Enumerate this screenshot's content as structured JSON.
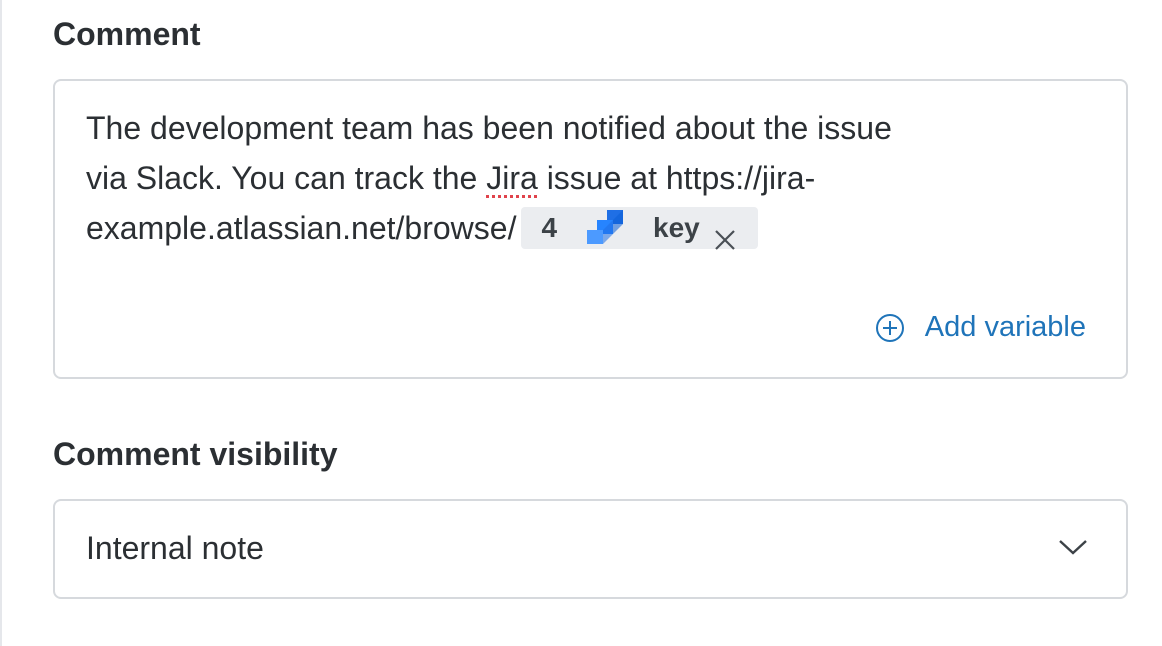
{
  "comment": {
    "label": "Comment",
    "text_line1": "The development team has been notified about the issue",
    "text_line2_before": "via Slack. You can track the ",
    "text_line2_misspelled": "Jira",
    "text_line2_after": " issue at https://jira-",
    "text_line3": "example.atlassian.net/browse/",
    "variable_chip": {
      "step_number": "4",
      "icon": "jira-icon",
      "field": "key",
      "remove_icon": "close-icon"
    },
    "add_variable": {
      "icon": "plus-circle-icon",
      "label": "Add variable"
    }
  },
  "visibility": {
    "label": "Comment visibility",
    "selected_value": "Internal note",
    "icon": "chevron-down-icon"
  },
  "colors": {
    "text": "#2b2f33",
    "link": "#1f74b9",
    "border": "#d6d9dd",
    "chip_bg": "#ebedf0",
    "jira_blue": "#2684ff",
    "spellcheck": "#e0434b"
  }
}
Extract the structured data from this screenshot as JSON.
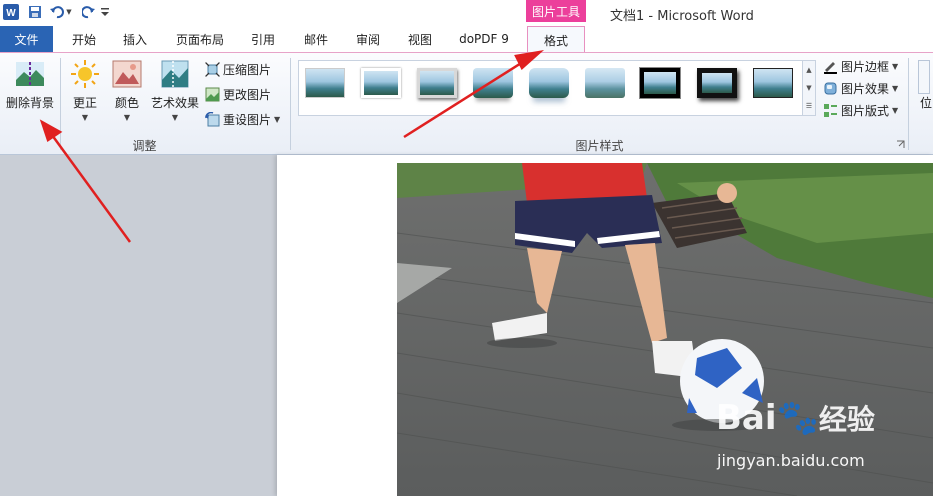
{
  "title_bar": {
    "context_tab": "图片工具",
    "window_title": "文档1 - Microsoft Word"
  },
  "tabs": [
    "文件",
    "开始",
    "插入",
    "页面布局",
    "引用",
    "邮件",
    "审阅",
    "视图",
    "doPDF 9",
    "格式"
  ],
  "ribbon": {
    "adjust_group": {
      "label": "调整",
      "remove_background": "删除背景",
      "corrections": "更正",
      "color": "颜色",
      "artistic_effects": "艺术效果",
      "compress_pictures": "压缩图片",
      "change_picture": "更改图片",
      "reset_picture": "重设图片"
    },
    "styles_group": {
      "label": "图片样式",
      "picture_border": "图片边框",
      "picture_effects": "图片效果",
      "picture_layout": "图片版式"
    },
    "next_group_partial": "位"
  },
  "watermark": {
    "brand": "Bai",
    "brand_suffix": "经验",
    "url": "jingyan.baidu.com"
  },
  "colors": {
    "file_tab": "#2a64b4",
    "context_tab": "#ec3f9b",
    "annotation_arrow": "#e02020"
  }
}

********

_What to work on_: All preceding records should be duplicated verbatim, images excepted.

_Answer to this problem_:
Enumerate this screenshot's content as structured JSON.
{
  "comment": {
    "label": "Comment",
    "text_line1": "The development team has been notified about the issue",
    "text_line2_before": "via Slack. You can track the ",
    "text_line2_misspelled": "Jira",
    "text_line2_after": " issue at https://jira-",
    "text_line3": "example.atlassian.net/browse/",
    "variable_chip": {
      "step_number": "4",
      "icon": "jira-icon",
      "field": "key",
      "remove_icon": "close-icon"
    },
    "add_variable": {
      "icon": "plus-circle-icon",
      "label": "Add variable"
    }
  },
  "visibility": {
    "label": "Comment visibility",
    "selected_value": "Internal note",
    "icon": "chevron-down-icon"
  },
  "colors": {
    "text": "#2b2f33",
    "link": "#1f74b9",
    "border": "#d6d9dd",
    "chip_bg": "#ebedf0",
    "jira_blue": "#2684ff",
    "spellcheck": "#e0434b"
  }
}
Extract the structured data from this screenshot as JSON.
{
  "title_bar": {
    "context_tab": "图片工具",
    "window_title": "文档1 - Microsoft Word"
  },
  "tabs": [
    "文件",
    "开始",
    "插入",
    "页面布局",
    "引用",
    "邮件",
    "审阅",
    "视图",
    "doPDF 9",
    "格式"
  ],
  "ribbon": {
    "adjust_group": {
      "label": "调整",
      "remove_background": "删除背景",
      "corrections": "更正",
      "color": "颜色",
      "artistic_effects": "艺术效果",
      "compress_pictures": "压缩图片",
      "change_picture": "更改图片",
      "reset_picture": "重设图片"
    },
    "styles_group": {
      "label": "图片样式",
      "picture_border": "图片边框",
      "picture_effects": "图片效果",
      "picture_layout": "图片版式"
    },
    "next_group_partial": "位"
  },
  "watermark": {
    "brand": "Bai",
    "brand_suffix": "经验",
    "url": "jingyan.baidu.com"
  },
  "colors": {
    "file_tab": "#2a64b4",
    "context_tab": "#ec3f9b",
    "annotation_arrow": "#e02020"
  }
}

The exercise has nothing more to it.